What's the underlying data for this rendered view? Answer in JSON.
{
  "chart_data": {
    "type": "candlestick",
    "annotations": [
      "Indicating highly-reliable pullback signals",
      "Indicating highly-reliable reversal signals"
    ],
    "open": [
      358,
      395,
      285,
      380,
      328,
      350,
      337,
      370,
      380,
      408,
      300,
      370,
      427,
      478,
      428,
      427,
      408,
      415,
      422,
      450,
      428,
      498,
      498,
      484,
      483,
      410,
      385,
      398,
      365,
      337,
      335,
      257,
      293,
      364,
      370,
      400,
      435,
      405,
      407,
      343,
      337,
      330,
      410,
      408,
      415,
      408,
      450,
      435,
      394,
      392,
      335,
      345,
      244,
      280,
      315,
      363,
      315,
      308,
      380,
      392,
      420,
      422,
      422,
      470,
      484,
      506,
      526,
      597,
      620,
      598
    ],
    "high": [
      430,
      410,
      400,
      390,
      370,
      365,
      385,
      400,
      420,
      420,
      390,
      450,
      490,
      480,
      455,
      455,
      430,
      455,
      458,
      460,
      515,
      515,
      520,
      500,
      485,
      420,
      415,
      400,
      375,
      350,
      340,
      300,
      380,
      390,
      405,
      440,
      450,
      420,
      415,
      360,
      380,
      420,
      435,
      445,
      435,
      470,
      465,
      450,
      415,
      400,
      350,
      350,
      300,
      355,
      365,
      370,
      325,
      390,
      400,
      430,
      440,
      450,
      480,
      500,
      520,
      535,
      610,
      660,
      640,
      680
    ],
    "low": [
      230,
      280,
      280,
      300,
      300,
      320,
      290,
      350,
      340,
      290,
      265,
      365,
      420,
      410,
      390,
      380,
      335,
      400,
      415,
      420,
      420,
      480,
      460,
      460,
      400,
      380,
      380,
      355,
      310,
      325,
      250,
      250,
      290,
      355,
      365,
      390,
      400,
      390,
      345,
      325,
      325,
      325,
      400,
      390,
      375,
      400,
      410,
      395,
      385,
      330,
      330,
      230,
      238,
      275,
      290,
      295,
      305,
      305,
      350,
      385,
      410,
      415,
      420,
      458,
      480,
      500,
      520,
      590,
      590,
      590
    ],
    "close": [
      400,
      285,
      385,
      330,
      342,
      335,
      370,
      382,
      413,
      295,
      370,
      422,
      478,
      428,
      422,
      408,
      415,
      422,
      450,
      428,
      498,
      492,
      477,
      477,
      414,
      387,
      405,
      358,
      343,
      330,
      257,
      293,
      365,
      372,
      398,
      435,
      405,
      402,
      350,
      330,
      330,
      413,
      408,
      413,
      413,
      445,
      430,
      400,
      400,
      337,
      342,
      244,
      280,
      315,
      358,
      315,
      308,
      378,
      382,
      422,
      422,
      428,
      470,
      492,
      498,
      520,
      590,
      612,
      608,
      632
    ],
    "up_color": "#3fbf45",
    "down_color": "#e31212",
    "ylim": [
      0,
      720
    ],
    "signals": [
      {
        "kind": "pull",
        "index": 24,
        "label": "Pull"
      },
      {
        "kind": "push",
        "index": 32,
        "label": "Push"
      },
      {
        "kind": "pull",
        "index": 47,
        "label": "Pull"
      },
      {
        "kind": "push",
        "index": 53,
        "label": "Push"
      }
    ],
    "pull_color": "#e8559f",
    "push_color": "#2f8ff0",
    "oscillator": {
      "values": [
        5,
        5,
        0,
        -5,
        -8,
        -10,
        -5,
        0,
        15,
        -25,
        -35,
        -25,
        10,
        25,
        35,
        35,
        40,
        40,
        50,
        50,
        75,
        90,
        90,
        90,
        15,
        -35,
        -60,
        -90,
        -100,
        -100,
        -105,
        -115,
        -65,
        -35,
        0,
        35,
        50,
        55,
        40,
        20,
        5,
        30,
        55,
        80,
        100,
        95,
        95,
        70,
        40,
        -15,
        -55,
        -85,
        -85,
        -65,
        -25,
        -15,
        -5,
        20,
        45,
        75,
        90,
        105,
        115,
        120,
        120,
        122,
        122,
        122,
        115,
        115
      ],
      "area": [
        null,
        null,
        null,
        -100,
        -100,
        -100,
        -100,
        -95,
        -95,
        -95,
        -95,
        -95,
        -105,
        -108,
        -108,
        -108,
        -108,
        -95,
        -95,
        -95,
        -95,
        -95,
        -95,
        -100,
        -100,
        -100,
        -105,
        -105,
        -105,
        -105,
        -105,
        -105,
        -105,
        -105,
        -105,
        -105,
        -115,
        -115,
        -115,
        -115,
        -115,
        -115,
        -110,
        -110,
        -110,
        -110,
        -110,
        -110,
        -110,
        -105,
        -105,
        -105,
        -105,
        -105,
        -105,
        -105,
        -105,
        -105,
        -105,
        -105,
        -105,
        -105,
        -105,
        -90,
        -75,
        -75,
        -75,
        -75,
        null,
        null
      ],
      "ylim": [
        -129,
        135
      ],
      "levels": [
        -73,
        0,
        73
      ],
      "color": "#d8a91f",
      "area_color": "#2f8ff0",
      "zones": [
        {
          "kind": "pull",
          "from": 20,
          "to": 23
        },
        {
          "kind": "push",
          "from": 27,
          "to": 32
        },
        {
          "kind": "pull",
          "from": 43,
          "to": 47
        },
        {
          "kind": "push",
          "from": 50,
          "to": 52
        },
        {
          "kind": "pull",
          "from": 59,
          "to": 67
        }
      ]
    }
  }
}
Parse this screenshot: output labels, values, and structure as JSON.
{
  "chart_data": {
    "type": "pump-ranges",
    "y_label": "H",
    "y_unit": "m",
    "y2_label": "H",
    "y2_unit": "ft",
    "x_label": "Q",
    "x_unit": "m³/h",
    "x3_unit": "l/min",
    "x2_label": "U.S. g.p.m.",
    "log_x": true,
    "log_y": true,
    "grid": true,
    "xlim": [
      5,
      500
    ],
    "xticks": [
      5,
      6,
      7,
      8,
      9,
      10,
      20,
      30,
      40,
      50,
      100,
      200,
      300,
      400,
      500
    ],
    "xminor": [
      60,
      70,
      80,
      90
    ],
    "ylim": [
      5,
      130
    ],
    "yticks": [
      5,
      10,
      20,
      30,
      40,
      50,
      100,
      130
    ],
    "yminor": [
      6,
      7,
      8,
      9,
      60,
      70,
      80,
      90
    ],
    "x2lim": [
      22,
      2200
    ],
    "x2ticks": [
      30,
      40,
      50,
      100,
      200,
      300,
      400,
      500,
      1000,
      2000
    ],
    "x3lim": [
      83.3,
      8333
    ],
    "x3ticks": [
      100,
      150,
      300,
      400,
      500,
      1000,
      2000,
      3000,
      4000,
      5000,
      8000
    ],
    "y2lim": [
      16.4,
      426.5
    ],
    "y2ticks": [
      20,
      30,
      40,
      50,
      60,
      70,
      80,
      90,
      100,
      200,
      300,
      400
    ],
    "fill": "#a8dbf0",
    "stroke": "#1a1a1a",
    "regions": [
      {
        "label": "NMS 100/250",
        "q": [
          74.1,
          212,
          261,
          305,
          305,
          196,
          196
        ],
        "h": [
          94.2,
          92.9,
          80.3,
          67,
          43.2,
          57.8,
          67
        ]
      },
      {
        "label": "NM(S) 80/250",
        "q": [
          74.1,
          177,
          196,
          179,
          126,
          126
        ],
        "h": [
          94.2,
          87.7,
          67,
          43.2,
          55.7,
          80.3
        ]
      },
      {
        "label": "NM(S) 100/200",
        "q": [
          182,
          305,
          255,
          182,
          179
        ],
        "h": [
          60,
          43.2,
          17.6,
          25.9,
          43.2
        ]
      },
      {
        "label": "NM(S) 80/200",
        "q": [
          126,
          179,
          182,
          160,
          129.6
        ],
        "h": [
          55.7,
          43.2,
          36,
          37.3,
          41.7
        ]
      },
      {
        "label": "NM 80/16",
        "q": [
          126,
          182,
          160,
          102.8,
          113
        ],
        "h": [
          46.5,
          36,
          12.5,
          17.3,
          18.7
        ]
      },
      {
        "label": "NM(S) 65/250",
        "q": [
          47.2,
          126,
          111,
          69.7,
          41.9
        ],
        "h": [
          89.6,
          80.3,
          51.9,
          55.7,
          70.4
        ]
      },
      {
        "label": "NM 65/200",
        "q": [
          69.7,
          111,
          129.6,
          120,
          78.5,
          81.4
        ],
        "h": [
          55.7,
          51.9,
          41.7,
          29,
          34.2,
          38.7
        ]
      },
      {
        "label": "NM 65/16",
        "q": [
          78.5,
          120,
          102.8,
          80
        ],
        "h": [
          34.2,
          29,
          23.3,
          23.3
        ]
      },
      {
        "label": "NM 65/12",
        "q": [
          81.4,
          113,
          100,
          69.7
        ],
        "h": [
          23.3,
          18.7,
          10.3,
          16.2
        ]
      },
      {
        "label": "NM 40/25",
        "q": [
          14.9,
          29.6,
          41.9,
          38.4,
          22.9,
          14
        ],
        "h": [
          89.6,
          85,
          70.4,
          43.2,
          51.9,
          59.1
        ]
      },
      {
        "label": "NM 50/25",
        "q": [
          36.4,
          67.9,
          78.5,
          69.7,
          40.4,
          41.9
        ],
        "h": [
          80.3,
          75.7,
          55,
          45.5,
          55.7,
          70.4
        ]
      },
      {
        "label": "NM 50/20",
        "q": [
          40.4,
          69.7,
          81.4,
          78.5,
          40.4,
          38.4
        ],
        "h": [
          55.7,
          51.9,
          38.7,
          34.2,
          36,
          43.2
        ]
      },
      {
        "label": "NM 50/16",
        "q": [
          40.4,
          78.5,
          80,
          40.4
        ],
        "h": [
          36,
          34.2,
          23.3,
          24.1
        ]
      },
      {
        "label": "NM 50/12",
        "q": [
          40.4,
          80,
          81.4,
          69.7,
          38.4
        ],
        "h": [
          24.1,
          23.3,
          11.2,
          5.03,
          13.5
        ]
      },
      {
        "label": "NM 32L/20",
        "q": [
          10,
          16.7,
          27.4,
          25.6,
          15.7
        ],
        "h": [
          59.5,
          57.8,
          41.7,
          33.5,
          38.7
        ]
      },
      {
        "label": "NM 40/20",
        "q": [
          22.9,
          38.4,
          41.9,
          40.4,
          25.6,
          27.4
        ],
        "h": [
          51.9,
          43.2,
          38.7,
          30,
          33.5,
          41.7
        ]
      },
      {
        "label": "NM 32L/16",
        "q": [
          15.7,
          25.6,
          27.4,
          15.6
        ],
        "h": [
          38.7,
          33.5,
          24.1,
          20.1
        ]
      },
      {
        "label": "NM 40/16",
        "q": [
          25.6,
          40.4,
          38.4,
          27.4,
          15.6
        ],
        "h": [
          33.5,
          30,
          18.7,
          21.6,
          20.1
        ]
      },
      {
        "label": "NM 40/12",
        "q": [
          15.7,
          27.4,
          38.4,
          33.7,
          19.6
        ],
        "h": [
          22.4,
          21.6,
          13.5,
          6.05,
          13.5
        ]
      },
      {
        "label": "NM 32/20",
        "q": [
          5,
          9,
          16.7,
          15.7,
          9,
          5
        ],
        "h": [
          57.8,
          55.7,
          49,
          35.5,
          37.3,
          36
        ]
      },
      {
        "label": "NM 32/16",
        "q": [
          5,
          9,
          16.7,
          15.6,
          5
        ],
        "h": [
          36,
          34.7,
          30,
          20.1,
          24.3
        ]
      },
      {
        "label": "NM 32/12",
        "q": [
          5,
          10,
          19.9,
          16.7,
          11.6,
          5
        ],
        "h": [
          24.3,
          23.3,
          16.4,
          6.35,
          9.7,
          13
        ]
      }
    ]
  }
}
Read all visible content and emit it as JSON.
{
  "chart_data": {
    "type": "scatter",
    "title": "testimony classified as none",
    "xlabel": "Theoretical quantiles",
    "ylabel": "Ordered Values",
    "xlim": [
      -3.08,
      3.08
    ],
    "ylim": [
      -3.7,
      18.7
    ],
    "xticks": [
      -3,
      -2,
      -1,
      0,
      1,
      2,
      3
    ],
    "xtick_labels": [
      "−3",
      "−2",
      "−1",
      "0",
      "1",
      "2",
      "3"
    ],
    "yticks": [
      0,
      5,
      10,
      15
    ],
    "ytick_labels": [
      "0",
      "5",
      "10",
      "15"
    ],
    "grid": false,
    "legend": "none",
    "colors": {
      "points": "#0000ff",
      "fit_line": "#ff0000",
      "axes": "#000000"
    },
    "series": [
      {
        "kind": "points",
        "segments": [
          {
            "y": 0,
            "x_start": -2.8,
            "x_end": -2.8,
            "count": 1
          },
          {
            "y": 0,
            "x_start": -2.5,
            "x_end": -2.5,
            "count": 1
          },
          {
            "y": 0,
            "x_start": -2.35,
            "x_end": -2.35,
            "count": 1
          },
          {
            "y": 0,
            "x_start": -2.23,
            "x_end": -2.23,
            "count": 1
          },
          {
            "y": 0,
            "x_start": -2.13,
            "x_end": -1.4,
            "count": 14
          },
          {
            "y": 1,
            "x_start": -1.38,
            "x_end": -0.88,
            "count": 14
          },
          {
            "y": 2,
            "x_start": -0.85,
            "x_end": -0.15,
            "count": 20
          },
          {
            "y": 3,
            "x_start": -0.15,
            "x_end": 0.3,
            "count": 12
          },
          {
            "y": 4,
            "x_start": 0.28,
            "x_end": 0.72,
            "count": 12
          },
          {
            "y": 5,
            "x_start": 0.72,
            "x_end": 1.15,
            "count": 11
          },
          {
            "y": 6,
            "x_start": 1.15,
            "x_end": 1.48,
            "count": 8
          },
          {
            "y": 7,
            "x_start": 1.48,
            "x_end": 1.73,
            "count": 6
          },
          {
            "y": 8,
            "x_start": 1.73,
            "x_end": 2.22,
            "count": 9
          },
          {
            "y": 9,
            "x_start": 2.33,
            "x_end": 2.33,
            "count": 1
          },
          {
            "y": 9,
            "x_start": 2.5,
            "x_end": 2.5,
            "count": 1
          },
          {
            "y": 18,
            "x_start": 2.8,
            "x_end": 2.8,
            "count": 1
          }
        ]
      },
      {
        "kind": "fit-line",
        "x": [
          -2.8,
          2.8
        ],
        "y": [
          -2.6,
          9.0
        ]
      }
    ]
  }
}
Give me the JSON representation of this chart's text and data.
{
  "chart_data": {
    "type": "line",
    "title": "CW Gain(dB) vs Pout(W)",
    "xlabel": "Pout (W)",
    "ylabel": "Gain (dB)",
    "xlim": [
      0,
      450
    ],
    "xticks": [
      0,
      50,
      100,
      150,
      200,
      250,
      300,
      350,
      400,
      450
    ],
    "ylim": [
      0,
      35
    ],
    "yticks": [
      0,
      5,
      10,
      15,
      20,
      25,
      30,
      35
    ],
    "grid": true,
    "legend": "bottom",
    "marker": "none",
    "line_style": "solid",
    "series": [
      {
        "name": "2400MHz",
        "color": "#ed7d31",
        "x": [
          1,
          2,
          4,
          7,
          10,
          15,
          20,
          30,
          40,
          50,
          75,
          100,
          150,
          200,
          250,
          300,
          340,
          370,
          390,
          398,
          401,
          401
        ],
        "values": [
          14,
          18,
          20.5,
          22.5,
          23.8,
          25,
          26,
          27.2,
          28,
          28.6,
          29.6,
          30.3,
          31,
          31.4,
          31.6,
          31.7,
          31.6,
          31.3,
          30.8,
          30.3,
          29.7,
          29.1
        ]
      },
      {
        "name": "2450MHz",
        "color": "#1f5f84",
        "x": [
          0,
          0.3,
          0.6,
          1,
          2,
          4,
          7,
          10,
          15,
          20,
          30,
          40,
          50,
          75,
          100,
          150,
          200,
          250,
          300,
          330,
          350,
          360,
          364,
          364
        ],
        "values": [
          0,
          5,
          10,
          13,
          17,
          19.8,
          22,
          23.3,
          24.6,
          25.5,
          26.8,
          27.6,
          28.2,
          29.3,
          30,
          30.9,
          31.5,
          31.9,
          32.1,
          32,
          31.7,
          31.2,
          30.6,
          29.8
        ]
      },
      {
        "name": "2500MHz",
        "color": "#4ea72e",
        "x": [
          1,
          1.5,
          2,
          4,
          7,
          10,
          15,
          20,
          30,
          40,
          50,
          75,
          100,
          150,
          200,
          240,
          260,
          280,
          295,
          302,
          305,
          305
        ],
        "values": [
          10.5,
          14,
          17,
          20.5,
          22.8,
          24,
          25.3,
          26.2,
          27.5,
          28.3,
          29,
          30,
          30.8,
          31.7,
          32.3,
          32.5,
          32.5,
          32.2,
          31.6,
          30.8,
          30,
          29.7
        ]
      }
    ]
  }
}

TASK DESCRIPTION
Identify every line above with the string "true" in it. Copy those lines.

ANSWER FOR THIS EXERCISE
    "log_x": true,
    "log_y": true,
    "grid": true,
    "grid": true,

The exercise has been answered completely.